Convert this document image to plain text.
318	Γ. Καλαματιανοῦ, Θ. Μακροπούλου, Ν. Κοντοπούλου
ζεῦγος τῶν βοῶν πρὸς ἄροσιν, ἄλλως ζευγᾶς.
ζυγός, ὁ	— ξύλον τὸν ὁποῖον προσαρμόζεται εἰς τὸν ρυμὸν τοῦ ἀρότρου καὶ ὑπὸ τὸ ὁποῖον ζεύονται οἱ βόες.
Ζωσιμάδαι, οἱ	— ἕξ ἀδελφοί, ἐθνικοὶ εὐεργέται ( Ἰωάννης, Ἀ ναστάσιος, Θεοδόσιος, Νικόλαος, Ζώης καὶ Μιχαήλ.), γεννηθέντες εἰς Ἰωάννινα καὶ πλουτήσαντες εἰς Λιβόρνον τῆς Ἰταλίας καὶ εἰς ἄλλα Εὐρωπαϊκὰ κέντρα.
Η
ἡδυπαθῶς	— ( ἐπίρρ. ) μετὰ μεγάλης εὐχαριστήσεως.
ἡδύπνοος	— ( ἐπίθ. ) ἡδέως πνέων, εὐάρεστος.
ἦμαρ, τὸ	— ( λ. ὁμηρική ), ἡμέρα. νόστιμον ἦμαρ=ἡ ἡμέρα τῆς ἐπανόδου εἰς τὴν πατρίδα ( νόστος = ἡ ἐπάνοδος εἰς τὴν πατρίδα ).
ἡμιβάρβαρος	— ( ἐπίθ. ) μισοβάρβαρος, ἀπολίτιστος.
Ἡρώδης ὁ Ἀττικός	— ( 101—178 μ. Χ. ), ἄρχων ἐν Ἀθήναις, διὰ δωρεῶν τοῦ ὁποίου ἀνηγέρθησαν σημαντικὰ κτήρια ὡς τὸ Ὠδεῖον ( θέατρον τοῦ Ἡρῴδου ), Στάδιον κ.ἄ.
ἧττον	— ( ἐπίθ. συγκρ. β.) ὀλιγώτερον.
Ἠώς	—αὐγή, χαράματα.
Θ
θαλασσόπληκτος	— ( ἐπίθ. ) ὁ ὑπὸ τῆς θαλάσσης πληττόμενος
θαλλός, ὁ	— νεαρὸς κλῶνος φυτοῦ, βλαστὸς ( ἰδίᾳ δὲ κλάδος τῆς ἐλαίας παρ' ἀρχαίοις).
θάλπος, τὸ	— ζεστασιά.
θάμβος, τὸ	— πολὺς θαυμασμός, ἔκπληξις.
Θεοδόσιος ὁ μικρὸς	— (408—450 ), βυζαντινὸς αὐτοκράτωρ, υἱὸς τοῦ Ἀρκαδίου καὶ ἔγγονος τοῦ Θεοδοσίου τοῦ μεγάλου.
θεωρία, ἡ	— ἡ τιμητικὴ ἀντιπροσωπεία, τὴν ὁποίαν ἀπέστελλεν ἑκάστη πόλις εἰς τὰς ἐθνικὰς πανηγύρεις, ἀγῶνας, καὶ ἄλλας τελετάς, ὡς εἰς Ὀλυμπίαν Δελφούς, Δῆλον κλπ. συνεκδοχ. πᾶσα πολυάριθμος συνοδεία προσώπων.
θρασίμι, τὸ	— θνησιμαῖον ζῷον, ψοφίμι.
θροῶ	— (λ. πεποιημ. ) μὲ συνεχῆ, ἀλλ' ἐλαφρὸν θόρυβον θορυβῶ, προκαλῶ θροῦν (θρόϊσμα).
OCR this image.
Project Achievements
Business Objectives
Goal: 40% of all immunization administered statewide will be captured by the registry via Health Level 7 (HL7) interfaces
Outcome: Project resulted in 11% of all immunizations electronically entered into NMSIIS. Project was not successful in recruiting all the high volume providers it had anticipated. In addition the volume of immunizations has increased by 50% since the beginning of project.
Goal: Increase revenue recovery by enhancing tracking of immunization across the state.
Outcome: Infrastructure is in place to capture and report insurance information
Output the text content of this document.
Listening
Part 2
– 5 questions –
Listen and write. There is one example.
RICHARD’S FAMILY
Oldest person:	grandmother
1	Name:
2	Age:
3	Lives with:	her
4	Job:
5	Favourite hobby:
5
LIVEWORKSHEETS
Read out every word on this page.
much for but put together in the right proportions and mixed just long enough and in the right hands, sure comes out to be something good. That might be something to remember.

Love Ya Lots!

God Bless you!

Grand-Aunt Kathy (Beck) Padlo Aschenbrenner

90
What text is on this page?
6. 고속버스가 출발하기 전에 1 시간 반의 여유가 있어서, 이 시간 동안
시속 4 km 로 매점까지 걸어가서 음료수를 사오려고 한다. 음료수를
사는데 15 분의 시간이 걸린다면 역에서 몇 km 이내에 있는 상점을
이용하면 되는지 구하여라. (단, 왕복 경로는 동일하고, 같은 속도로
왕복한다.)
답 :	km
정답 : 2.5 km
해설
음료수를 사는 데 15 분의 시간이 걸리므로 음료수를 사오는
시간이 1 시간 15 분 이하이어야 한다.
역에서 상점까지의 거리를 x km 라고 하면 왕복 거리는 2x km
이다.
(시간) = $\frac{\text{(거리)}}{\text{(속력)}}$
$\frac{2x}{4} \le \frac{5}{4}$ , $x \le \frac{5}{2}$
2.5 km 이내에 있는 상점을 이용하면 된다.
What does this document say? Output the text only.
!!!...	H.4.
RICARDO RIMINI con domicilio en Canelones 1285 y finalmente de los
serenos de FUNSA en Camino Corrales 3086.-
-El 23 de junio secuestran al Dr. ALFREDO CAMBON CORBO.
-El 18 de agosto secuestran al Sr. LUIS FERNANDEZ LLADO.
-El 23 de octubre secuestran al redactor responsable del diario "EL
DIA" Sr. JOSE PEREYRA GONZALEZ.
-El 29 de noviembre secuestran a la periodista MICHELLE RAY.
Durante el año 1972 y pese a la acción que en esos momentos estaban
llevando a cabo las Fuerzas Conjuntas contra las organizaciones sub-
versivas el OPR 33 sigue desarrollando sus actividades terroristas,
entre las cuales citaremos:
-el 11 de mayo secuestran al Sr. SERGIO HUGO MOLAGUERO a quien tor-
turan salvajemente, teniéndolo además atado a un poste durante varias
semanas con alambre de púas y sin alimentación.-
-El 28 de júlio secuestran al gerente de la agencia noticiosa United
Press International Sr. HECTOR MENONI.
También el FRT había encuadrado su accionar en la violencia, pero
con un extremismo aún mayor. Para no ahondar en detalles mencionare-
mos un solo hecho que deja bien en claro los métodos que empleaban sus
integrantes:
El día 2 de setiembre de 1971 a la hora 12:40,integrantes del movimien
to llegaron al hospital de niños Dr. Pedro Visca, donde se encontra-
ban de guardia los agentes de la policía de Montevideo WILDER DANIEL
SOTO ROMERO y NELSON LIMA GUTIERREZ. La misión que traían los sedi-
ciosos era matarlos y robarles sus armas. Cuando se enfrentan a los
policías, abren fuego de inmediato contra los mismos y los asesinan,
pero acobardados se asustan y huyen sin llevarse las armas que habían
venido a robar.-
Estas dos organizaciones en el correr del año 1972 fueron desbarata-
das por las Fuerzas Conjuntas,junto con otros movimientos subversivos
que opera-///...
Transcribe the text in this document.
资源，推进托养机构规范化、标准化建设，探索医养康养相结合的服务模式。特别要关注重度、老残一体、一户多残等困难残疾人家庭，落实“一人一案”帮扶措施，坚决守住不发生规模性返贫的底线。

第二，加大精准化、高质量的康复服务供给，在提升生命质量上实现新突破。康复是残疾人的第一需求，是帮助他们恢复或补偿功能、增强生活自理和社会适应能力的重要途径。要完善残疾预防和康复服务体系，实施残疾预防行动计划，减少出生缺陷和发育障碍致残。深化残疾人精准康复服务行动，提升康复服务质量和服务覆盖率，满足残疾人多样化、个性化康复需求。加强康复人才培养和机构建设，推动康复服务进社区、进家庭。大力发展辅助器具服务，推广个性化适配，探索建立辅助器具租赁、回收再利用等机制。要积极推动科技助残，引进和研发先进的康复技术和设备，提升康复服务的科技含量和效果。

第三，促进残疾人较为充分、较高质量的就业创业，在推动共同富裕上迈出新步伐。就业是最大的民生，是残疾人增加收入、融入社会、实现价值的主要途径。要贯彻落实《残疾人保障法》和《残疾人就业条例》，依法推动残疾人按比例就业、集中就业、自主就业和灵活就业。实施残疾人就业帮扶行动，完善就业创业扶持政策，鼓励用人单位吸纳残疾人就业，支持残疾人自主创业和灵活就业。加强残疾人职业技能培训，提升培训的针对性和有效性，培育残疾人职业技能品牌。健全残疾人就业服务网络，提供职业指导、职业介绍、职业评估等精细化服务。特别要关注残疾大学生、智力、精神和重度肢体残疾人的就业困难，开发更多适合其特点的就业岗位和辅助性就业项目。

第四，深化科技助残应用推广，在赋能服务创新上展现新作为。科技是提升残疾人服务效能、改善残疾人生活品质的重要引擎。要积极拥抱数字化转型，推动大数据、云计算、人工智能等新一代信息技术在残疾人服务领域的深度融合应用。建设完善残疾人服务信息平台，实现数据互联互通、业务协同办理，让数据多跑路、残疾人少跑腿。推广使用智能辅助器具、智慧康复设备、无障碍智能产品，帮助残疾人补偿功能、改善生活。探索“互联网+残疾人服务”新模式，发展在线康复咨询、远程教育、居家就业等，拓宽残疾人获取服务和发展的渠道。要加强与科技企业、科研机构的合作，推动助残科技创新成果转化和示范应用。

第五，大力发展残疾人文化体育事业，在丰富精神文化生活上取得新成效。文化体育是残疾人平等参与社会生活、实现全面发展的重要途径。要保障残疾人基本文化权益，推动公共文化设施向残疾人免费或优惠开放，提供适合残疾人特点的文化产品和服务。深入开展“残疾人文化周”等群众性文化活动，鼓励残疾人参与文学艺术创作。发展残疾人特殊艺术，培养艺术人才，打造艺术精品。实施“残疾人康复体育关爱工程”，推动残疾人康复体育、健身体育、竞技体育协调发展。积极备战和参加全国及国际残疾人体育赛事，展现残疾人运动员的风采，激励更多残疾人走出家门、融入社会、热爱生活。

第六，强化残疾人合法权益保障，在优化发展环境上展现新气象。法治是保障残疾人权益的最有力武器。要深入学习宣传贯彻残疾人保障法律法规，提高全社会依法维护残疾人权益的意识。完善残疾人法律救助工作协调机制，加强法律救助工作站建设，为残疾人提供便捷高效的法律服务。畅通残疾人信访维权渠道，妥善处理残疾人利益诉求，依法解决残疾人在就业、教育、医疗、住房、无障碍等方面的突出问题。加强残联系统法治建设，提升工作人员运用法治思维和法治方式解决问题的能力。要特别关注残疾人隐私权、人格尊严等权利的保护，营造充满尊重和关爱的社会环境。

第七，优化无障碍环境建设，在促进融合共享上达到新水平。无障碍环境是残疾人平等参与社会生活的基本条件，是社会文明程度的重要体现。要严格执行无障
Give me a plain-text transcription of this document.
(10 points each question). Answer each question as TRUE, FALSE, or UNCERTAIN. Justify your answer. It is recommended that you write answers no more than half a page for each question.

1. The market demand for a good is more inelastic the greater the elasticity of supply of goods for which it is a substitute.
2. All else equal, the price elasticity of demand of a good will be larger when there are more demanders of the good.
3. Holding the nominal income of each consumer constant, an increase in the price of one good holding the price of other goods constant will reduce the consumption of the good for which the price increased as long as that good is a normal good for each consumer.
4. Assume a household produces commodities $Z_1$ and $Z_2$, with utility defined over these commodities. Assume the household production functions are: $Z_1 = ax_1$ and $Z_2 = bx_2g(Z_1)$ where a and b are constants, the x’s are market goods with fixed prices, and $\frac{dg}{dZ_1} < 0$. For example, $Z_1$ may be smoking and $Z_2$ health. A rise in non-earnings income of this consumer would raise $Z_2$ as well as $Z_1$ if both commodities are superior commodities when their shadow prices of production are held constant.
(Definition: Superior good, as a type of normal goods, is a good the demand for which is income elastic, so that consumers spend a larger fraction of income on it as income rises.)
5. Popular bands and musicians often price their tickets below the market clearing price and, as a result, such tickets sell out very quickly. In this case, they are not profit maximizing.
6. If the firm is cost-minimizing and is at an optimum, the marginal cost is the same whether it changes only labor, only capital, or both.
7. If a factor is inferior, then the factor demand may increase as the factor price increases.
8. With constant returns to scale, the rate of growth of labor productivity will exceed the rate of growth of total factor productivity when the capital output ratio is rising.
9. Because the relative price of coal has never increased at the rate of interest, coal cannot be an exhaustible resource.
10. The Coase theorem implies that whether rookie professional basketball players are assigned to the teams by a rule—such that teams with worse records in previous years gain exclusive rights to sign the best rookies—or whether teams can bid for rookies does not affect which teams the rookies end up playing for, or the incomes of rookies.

####################

• Problem description: In the entries above, count each line holding "normal" and report the total and nothing more.

• Complete output: 2